EXERCISE DIRECTIONS: In your copy, leave out the pictures; write out all the data exactly.

EXERCISE INPUT:
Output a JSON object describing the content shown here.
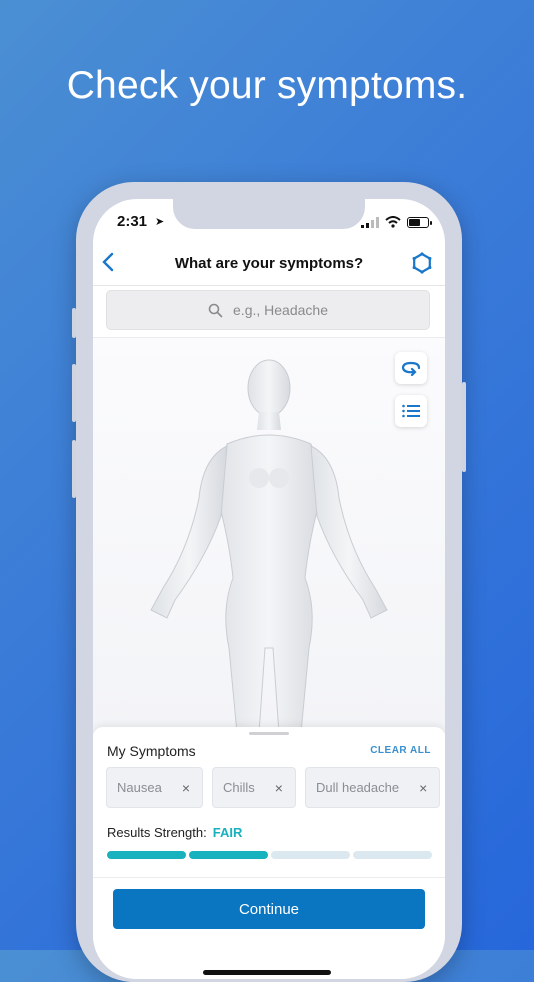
{
  "headline": "Check your symptoms.",
  "status_bar": {
    "time": "2:31",
    "location_icon": "location-arrow-icon",
    "signal_icon": "cellular-signal-icon",
    "wifi_icon": "wifi-icon",
    "battery_icon": "battery-icon"
  },
  "nav": {
    "back_icon": "chevron-left-icon",
    "title": "What are your symptoms?",
    "settings_icon": "gear-icon"
  },
  "search": {
    "placeholder": "e.g., Headache",
    "icon": "search-icon"
  },
  "viewer": {
    "rotate_icon": "rotate-icon",
    "list_icon": "list-icon",
    "model": "female-body-model"
  },
  "symptoms": {
    "heading": "My Symptoms",
    "clear_all": "CLEAR ALL",
    "items": [
      {
        "label": "Nausea",
        "remove": "×"
      },
      {
        "label": "Chills",
        "remove": "×"
      },
      {
        "label": "Dull headache",
        "remove": "×"
      }
    ]
  },
  "results_strength": {
    "label": "Results Strength:",
    "value": "FAIR",
    "filled_segments": 2,
    "total_segments": 4
  },
  "colors": {
    "accent": "#1a77c9",
    "strength": "#17b2be",
    "strength_empty": "#dbe8ef",
    "button": "#0a75c0"
  },
  "continue_label": "Continue"
}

CORRECT OUTPUT:
Output a JSON object describing the content shown here.
{
  "headline": "Check your symptoms.",
  "status_bar": {
    "time": "2:31",
    "location_icon": "location-arrow-icon",
    "signal_icon": "cellular-signal-icon",
    "wifi_icon": "wifi-icon",
    "battery_icon": "battery-icon"
  },
  "nav": {
    "back_icon": "chevron-left-icon",
    "title": "What are your symptoms?",
    "settings_icon": "gear-icon"
  },
  "search": {
    "placeholder": "e.g., Headache",
    "icon": "search-icon"
  },
  "viewer": {
    "rotate_icon": "rotate-icon",
    "list_icon": "list-icon",
    "model": "female-body-model"
  },
  "symptoms": {
    "heading": "My Symptoms",
    "clear_all": "CLEAR ALL",
    "items": [
      {
        "label": "Nausea",
        "remove": "×"
      },
      {
        "label": "Chills",
        "remove": "×"
      },
      {
        "label": "Dull headache",
        "remove": "×"
      }
    ]
  },
  "results_strength": {
    "label": "Results Strength:",
    "value": "FAIR",
    "filled_segments": 2,
    "total_segments": 4
  },
  "colors": {
    "accent": "#1a77c9",
    "strength": "#17b2be",
    "strength_empty": "#dbe8ef",
    "button": "#0a75c0"
  },
  "continue_label": "Continue"
}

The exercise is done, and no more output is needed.